__What the task requires__: Search the material below for the word "name". Copy every line that has it.

__Material supplied__:
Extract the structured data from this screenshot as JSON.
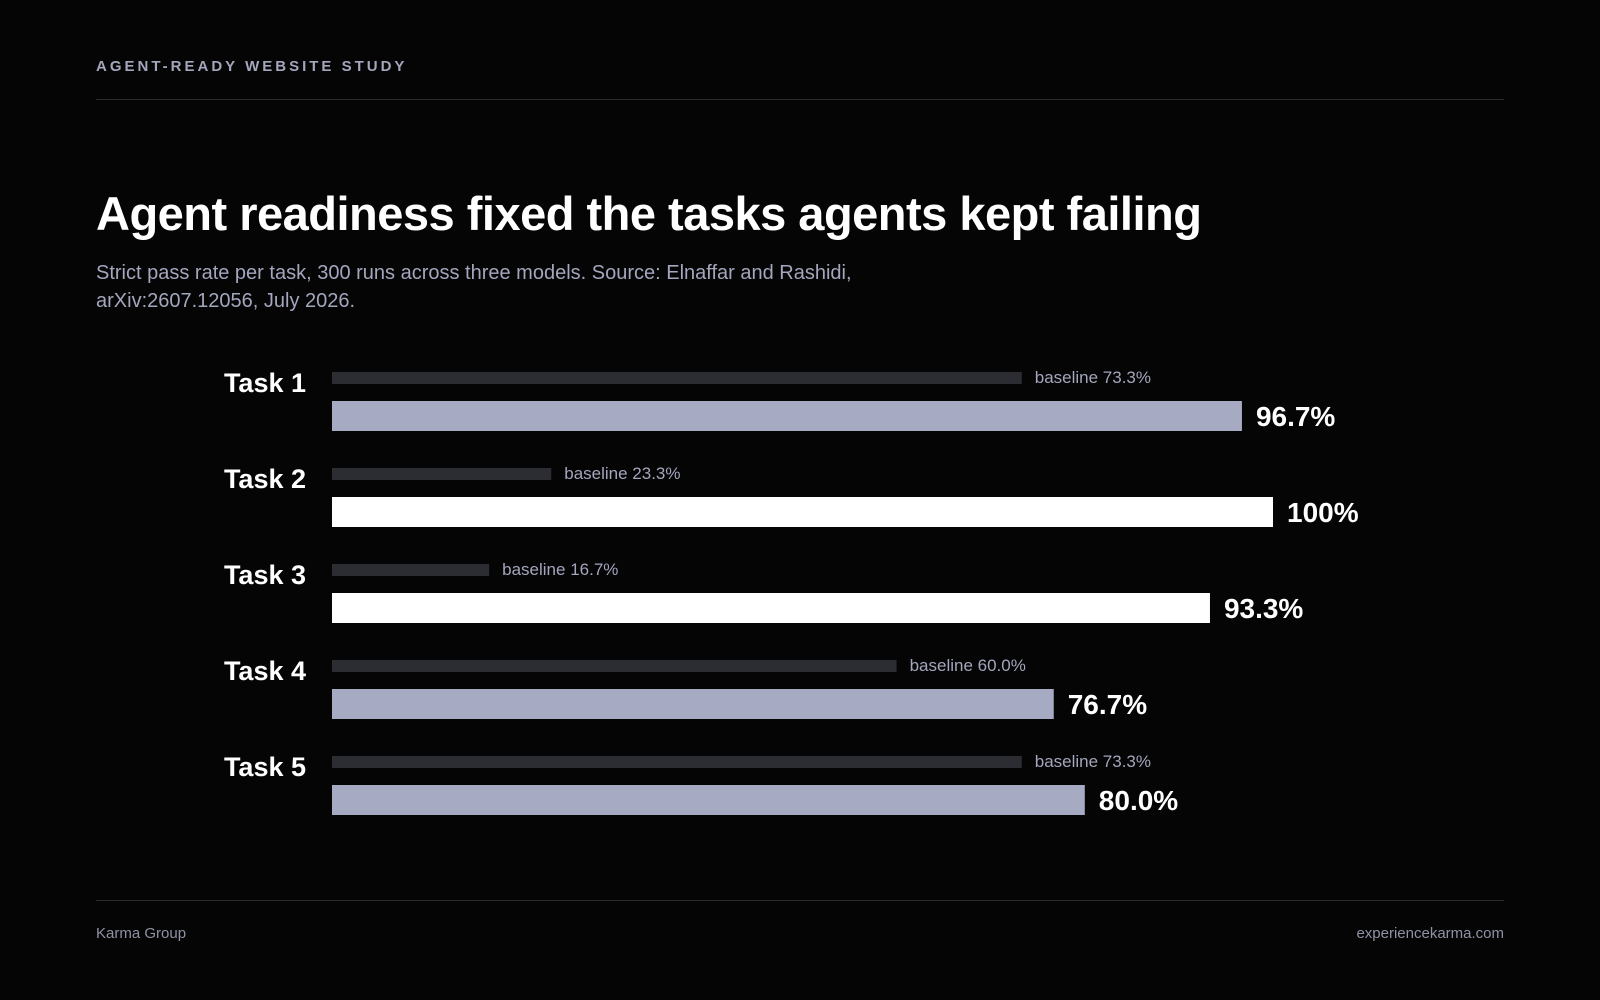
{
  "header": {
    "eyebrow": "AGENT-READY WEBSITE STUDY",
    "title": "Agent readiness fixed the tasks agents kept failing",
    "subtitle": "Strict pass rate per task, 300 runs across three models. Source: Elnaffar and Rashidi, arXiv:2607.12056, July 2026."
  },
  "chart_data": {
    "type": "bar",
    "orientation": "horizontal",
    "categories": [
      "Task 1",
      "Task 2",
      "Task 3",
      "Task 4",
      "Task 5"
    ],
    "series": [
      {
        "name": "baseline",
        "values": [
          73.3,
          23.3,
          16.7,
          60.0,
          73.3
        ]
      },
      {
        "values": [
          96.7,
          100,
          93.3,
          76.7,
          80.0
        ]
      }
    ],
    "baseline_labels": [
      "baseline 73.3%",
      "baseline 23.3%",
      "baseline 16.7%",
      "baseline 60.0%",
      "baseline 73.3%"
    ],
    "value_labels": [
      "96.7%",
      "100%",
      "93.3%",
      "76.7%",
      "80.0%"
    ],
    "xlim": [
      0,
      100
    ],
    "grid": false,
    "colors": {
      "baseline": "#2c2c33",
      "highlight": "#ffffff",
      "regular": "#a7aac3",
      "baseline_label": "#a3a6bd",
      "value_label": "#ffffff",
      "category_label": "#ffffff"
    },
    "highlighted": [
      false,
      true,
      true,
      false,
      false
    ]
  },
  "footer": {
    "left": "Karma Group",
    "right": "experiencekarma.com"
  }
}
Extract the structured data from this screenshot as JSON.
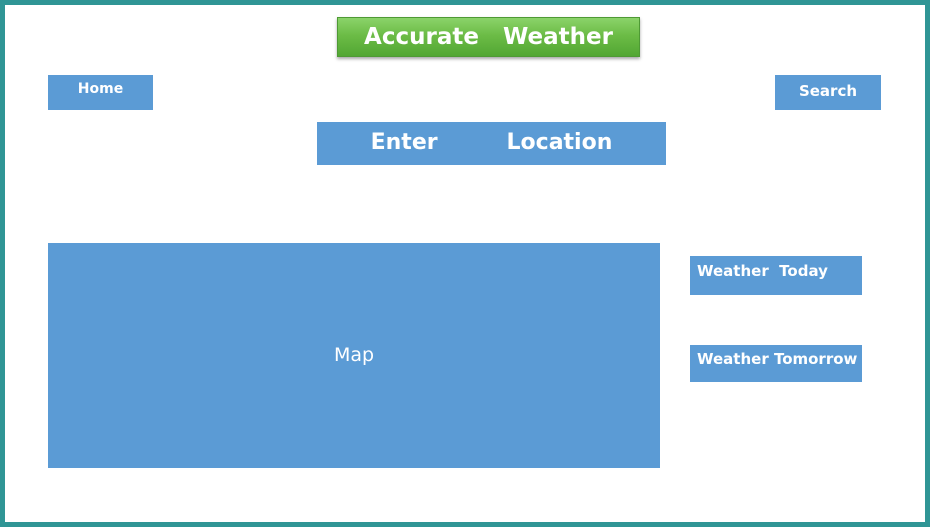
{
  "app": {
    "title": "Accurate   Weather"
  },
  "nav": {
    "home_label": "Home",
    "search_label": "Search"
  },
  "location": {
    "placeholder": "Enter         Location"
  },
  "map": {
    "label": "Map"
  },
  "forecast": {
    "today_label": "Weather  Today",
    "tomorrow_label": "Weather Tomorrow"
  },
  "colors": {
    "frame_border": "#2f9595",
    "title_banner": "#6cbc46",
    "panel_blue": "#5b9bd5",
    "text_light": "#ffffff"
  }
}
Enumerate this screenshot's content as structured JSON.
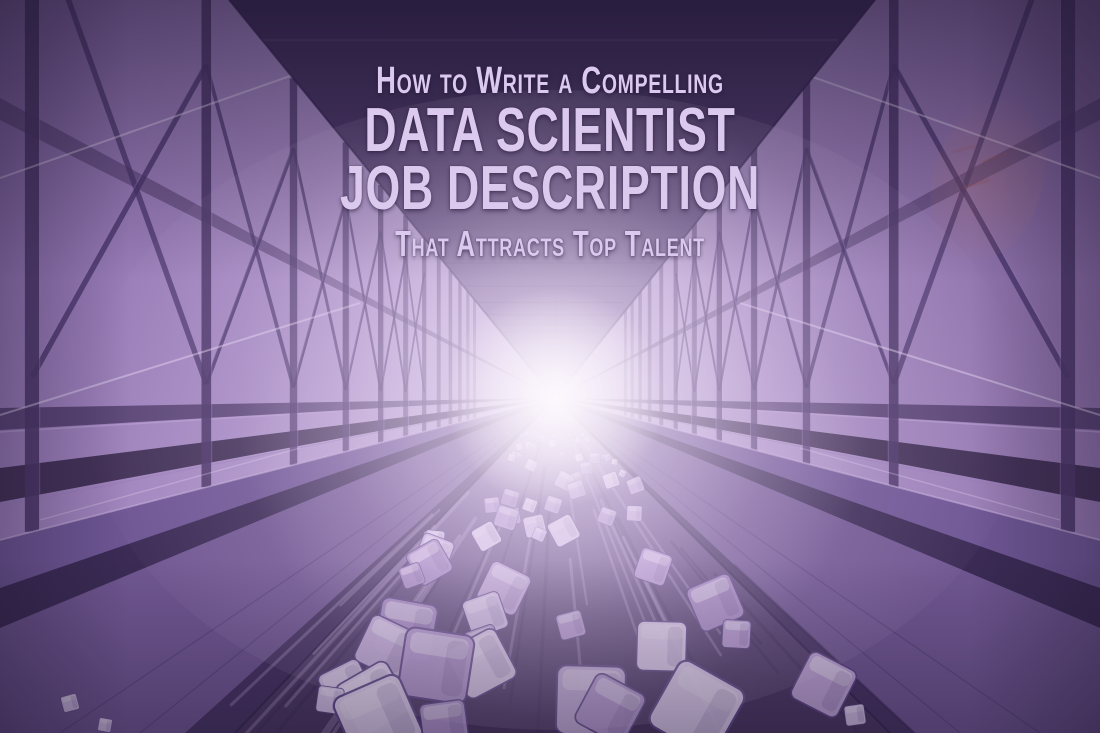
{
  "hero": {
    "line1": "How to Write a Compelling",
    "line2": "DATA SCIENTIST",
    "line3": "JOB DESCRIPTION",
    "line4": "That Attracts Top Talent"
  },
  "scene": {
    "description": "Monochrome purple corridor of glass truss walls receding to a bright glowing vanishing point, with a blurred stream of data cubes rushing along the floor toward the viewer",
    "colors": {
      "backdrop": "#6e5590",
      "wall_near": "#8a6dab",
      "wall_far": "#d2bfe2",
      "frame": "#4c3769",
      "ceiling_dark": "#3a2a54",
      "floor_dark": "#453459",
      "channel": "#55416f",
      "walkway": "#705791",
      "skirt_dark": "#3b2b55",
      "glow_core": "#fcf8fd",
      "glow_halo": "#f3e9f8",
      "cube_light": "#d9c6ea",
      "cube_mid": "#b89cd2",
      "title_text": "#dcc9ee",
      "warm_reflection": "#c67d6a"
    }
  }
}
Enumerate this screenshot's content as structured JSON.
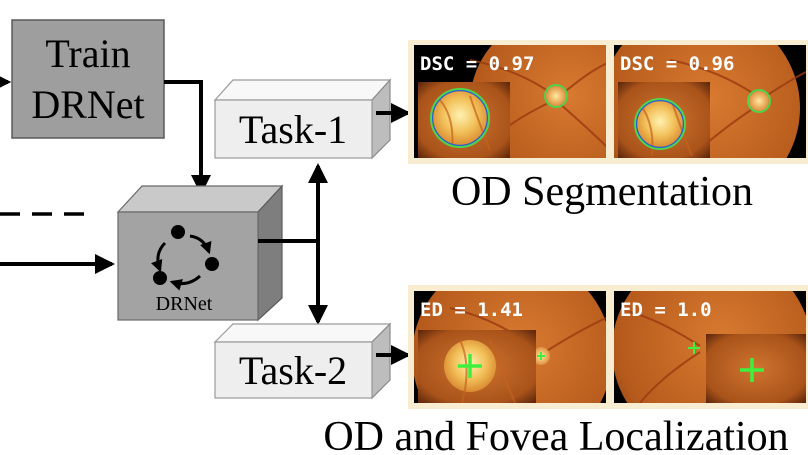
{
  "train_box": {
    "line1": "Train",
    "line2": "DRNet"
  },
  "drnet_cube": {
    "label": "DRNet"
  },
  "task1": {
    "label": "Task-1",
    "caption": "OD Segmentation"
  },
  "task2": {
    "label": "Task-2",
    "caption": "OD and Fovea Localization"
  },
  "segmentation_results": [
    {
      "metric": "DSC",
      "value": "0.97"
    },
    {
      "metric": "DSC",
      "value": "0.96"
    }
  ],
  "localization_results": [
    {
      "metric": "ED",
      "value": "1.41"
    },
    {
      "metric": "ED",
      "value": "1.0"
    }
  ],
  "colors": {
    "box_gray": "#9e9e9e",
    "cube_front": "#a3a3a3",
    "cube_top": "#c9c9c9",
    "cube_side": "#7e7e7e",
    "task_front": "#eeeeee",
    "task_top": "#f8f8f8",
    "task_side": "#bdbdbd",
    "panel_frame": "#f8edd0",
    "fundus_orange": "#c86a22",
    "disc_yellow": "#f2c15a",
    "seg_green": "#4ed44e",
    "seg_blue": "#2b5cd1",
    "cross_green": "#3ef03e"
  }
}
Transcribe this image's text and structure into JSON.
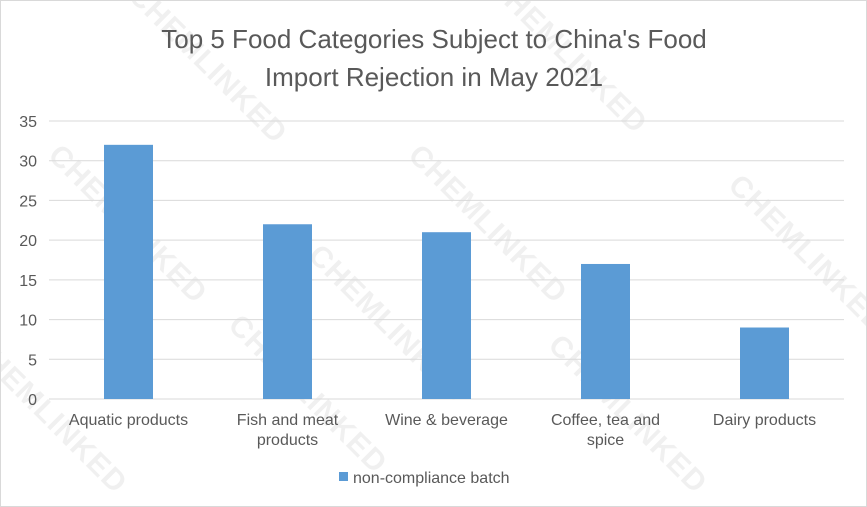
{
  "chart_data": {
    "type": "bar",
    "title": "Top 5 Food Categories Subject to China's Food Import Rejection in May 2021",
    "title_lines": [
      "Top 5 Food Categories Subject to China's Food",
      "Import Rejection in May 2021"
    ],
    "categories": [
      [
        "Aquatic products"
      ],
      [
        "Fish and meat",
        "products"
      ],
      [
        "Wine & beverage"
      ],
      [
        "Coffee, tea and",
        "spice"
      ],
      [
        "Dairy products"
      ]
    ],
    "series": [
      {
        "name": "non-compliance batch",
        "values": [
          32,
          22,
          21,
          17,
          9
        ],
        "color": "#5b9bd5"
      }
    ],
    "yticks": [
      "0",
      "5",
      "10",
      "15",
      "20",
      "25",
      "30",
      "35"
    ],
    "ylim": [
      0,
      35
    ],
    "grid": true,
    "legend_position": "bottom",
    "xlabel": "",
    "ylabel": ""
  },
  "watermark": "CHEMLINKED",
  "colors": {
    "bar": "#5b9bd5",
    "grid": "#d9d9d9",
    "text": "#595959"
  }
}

__Final result__:
        "name": "baseline",
        "name": "non-compliance batch",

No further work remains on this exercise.